- [WRITTEN TASK] In the records below, find each line with the word "banks" and copy it.

-- BEGIN --

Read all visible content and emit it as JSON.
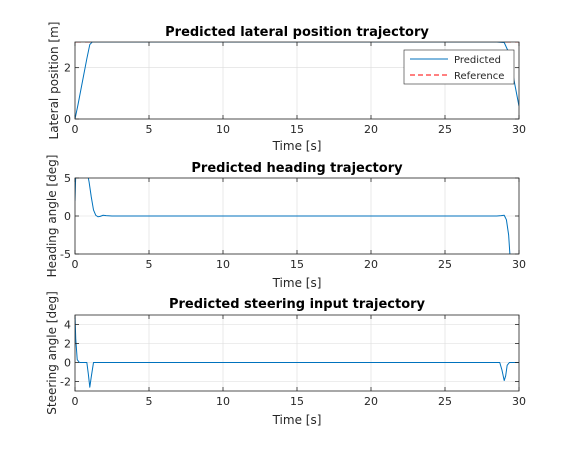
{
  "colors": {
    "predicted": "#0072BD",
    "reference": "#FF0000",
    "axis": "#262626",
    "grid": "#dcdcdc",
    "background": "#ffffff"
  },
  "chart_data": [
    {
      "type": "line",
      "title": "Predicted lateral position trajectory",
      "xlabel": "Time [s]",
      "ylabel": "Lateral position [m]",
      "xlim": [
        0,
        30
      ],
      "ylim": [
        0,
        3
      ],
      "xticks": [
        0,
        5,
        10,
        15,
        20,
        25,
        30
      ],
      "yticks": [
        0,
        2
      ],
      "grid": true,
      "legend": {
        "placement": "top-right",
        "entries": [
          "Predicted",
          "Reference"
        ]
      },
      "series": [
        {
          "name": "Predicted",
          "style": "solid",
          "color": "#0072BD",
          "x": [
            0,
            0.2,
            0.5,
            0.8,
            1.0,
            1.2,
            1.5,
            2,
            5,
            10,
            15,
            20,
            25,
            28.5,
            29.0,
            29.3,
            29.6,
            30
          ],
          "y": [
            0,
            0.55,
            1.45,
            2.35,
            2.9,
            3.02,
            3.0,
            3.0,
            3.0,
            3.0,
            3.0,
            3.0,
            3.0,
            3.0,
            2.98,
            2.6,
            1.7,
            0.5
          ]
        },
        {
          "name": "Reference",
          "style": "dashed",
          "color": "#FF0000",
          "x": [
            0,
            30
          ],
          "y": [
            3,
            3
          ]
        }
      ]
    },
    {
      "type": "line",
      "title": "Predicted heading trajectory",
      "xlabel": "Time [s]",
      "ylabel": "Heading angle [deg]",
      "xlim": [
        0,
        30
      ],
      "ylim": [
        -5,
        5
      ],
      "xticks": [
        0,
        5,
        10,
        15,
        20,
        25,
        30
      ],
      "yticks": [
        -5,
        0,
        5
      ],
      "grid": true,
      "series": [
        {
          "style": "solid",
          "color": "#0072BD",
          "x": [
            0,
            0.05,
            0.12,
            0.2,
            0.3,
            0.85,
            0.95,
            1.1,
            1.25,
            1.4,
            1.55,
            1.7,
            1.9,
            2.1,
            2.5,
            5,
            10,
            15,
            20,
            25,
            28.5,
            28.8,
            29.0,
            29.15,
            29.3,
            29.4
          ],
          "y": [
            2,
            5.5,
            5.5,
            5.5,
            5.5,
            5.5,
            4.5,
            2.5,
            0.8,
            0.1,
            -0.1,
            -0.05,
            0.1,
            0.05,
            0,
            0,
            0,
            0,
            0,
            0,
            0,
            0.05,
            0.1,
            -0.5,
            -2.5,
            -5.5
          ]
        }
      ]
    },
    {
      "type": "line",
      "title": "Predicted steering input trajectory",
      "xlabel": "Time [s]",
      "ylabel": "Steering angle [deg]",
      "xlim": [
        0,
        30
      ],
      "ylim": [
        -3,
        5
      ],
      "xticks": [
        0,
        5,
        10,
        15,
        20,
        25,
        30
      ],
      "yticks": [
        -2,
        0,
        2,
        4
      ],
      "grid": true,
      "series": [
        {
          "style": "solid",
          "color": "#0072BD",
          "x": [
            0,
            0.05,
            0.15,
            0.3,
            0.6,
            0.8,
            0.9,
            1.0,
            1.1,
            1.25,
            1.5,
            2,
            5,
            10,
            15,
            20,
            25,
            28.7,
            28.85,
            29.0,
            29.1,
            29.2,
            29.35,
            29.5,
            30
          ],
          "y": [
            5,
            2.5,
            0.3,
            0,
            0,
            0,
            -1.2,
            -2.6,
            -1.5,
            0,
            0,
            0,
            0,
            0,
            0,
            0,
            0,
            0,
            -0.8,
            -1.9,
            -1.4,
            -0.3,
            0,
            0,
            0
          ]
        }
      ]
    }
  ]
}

-- END --
-- BEGIN --

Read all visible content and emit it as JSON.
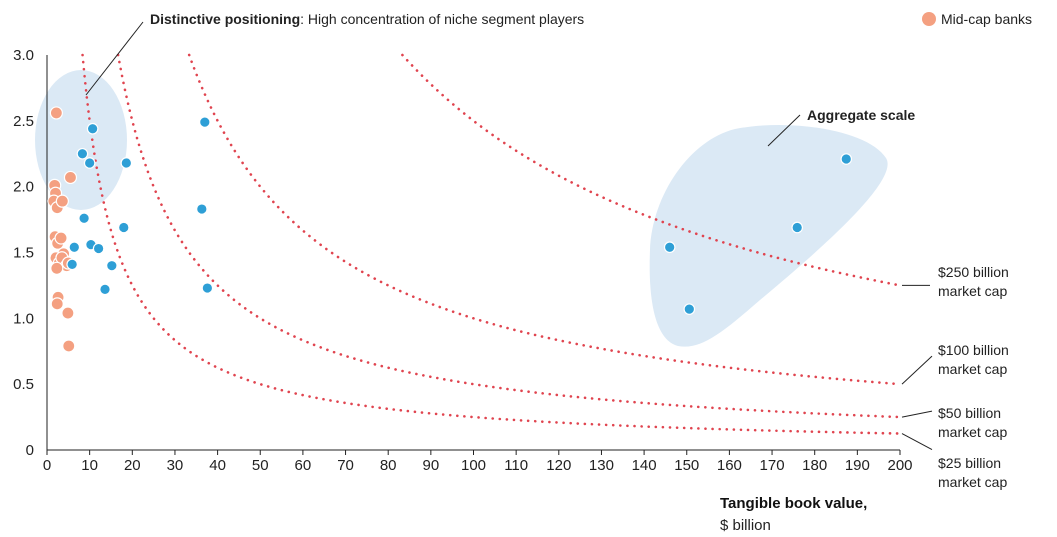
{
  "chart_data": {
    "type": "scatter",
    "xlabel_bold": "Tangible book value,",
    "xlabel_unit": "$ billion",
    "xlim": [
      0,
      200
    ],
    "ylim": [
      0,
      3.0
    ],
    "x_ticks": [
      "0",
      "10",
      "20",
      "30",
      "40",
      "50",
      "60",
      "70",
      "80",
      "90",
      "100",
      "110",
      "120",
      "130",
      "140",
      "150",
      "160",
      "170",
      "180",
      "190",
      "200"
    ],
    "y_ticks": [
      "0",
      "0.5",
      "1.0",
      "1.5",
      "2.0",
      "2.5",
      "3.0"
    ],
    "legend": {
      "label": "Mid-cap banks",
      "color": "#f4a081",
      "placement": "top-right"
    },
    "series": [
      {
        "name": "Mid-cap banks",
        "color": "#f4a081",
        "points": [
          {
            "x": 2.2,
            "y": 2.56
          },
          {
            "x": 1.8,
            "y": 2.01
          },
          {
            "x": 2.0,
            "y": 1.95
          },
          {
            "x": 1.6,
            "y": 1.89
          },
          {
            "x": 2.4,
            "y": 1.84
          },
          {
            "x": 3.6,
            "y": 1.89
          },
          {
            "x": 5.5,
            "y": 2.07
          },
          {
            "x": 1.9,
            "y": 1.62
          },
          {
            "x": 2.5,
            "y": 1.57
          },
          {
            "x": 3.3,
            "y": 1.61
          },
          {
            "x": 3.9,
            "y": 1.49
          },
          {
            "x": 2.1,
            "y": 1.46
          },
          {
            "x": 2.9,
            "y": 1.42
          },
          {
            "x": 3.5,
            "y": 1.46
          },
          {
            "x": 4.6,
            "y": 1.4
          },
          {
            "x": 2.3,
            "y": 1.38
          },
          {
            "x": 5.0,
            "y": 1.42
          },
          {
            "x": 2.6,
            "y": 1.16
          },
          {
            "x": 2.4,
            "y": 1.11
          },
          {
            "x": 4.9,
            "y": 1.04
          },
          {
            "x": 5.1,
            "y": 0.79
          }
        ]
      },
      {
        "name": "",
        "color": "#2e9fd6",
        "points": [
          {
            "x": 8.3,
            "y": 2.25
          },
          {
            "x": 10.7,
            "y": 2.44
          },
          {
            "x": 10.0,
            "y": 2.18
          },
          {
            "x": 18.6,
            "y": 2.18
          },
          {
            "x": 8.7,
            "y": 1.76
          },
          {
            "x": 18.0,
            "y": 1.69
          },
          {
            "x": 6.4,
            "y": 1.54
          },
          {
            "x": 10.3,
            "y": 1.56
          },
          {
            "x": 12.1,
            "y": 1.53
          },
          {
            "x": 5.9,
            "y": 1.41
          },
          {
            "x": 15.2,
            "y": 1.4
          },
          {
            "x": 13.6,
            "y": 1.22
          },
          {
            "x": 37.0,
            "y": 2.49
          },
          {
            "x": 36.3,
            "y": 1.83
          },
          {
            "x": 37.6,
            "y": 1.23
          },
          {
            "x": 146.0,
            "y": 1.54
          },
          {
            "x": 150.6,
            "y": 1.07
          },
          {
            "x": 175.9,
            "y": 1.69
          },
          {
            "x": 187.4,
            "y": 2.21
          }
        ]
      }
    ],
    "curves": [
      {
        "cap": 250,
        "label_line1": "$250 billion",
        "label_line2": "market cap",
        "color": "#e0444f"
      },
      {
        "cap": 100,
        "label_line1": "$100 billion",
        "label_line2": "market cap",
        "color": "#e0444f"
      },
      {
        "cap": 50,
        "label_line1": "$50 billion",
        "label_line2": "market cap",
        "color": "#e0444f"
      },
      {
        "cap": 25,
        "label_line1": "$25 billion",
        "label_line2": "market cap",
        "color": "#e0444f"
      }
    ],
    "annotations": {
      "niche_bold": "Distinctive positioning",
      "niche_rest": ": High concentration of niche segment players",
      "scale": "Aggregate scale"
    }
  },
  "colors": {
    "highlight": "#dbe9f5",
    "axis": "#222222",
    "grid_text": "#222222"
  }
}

-- END --

- [SOLUTION]
      "label": "Mid-cap banks",
        "name": "Mid-cap banks",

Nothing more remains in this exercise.